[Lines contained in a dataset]
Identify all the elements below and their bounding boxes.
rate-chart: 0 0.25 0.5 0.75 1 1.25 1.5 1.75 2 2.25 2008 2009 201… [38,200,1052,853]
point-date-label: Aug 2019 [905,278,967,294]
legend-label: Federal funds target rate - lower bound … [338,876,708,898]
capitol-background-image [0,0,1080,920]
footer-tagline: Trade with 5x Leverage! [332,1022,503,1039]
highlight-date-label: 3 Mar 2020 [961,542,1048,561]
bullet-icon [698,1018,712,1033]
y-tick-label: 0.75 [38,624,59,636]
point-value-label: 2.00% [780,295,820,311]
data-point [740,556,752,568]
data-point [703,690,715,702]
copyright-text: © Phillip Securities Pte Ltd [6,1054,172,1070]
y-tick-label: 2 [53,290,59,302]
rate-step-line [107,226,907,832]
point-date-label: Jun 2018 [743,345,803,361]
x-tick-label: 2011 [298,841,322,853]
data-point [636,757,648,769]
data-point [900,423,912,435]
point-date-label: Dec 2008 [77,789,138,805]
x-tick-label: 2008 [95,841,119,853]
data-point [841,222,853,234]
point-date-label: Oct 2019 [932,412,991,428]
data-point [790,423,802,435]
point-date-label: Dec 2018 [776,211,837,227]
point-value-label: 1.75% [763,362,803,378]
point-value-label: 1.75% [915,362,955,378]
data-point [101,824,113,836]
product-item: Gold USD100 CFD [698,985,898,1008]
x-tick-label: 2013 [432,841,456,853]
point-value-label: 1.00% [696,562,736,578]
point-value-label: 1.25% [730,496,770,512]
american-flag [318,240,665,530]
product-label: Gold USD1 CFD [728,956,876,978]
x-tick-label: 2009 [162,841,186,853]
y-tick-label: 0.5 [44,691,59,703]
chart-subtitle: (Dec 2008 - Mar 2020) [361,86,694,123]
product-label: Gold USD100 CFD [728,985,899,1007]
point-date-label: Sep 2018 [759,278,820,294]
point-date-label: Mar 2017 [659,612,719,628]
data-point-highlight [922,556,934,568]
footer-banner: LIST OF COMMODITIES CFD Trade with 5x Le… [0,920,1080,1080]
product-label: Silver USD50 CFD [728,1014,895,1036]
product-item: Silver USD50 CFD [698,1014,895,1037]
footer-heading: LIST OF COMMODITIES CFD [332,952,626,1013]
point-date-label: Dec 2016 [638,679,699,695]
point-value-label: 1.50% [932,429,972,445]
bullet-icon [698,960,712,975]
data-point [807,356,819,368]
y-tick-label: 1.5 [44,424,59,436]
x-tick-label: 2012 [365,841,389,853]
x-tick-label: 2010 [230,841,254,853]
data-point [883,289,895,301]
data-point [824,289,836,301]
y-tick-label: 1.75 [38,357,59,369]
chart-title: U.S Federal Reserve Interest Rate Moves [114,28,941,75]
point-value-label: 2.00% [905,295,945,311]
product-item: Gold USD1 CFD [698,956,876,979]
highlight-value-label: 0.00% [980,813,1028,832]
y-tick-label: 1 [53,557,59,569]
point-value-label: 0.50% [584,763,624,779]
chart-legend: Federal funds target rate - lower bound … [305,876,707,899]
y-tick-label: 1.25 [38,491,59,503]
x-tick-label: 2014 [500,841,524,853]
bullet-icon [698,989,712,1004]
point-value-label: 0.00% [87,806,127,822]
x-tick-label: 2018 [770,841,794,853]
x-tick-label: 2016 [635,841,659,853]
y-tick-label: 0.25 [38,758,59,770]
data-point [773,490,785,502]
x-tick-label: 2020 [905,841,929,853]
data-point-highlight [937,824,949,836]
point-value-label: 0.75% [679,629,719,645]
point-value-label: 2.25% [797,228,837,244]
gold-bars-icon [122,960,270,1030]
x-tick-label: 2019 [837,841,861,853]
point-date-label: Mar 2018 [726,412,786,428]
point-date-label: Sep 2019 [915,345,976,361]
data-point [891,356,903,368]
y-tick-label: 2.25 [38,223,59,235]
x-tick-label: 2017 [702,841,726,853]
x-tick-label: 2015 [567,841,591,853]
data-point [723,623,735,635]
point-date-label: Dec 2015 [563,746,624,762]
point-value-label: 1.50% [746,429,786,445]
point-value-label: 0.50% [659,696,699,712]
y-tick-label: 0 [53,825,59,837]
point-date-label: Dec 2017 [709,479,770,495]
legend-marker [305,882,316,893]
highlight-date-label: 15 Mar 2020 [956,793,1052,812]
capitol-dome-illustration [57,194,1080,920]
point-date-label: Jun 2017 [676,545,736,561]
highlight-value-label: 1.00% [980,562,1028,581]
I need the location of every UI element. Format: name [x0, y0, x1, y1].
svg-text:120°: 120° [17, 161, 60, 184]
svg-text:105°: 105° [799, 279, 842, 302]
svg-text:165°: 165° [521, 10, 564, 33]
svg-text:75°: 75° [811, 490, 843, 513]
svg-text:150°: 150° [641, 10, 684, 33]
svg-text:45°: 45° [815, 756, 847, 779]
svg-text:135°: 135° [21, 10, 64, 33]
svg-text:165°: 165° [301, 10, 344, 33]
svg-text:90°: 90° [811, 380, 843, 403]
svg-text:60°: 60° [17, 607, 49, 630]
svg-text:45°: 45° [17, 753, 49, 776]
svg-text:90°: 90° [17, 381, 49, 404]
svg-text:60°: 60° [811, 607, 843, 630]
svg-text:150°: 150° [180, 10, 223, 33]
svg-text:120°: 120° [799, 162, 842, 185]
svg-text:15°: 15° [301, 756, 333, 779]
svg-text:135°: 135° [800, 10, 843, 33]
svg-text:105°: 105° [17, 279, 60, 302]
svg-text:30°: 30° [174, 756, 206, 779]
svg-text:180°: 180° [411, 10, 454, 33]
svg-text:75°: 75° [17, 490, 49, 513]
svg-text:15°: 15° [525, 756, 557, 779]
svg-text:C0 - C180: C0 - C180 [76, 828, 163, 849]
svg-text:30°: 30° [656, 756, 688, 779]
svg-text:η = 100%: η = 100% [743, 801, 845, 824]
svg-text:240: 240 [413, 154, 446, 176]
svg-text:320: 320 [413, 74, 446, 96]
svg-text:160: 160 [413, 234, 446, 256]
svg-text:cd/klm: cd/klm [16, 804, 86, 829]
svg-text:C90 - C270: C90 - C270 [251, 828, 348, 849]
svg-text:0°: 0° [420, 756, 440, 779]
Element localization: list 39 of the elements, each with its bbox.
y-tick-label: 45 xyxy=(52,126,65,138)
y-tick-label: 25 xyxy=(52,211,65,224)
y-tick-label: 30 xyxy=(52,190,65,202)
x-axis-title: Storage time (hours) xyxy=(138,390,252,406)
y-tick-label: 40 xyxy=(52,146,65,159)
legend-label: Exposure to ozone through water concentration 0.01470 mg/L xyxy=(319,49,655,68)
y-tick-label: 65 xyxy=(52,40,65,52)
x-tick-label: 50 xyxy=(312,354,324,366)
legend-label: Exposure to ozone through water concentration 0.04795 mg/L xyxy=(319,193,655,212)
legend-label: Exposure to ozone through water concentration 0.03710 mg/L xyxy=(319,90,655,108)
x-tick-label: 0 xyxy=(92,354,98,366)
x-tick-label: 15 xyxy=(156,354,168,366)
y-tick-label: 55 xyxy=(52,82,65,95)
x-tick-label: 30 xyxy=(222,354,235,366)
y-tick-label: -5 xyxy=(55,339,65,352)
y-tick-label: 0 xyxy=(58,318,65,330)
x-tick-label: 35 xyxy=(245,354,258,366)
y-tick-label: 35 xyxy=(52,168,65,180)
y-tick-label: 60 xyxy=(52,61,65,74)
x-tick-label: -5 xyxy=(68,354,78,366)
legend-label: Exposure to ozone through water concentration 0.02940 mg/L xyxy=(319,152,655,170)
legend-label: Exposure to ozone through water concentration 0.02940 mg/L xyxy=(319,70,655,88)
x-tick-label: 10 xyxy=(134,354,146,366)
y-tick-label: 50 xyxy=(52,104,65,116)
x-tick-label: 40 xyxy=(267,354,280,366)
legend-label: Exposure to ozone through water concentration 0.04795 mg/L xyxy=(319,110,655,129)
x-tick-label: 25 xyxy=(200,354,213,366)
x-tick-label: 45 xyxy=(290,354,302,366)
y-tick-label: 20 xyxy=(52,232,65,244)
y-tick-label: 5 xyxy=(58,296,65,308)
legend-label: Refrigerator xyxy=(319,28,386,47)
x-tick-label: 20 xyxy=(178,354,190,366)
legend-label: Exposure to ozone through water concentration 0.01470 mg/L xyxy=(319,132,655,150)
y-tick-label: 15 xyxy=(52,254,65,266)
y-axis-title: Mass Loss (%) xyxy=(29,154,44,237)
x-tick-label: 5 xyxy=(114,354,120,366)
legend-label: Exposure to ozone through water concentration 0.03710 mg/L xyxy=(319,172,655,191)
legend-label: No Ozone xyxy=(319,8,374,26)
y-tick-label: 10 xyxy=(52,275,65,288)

## What the task requires
Please update everything from the first line down to the line containing "bullet-icon [698,1018,712,1033]", replacing "footer-tagline" with "footer-slogan" and leaving the rest unchanged.

## Finished exercise
Identify all the elements below and their bounding boxes.
rate-chart: 0 0.25 0.5 0.75 1 1.25 1.5 1.75 2 2.25 2008 2009 201… [38,200,1052,853]
point-date-label: Aug 2019 [905,278,967,294]
legend-label: Federal funds target rate - lower bound … [338,876,708,898]
capitol-background-image [0,0,1080,920]
footer-slogan: Trade with 5x Leverage! [332,1022,503,1039]
highlight-date-label: 3 Mar 2020 [961,542,1048,561]
bullet-icon [698,1018,712,1033]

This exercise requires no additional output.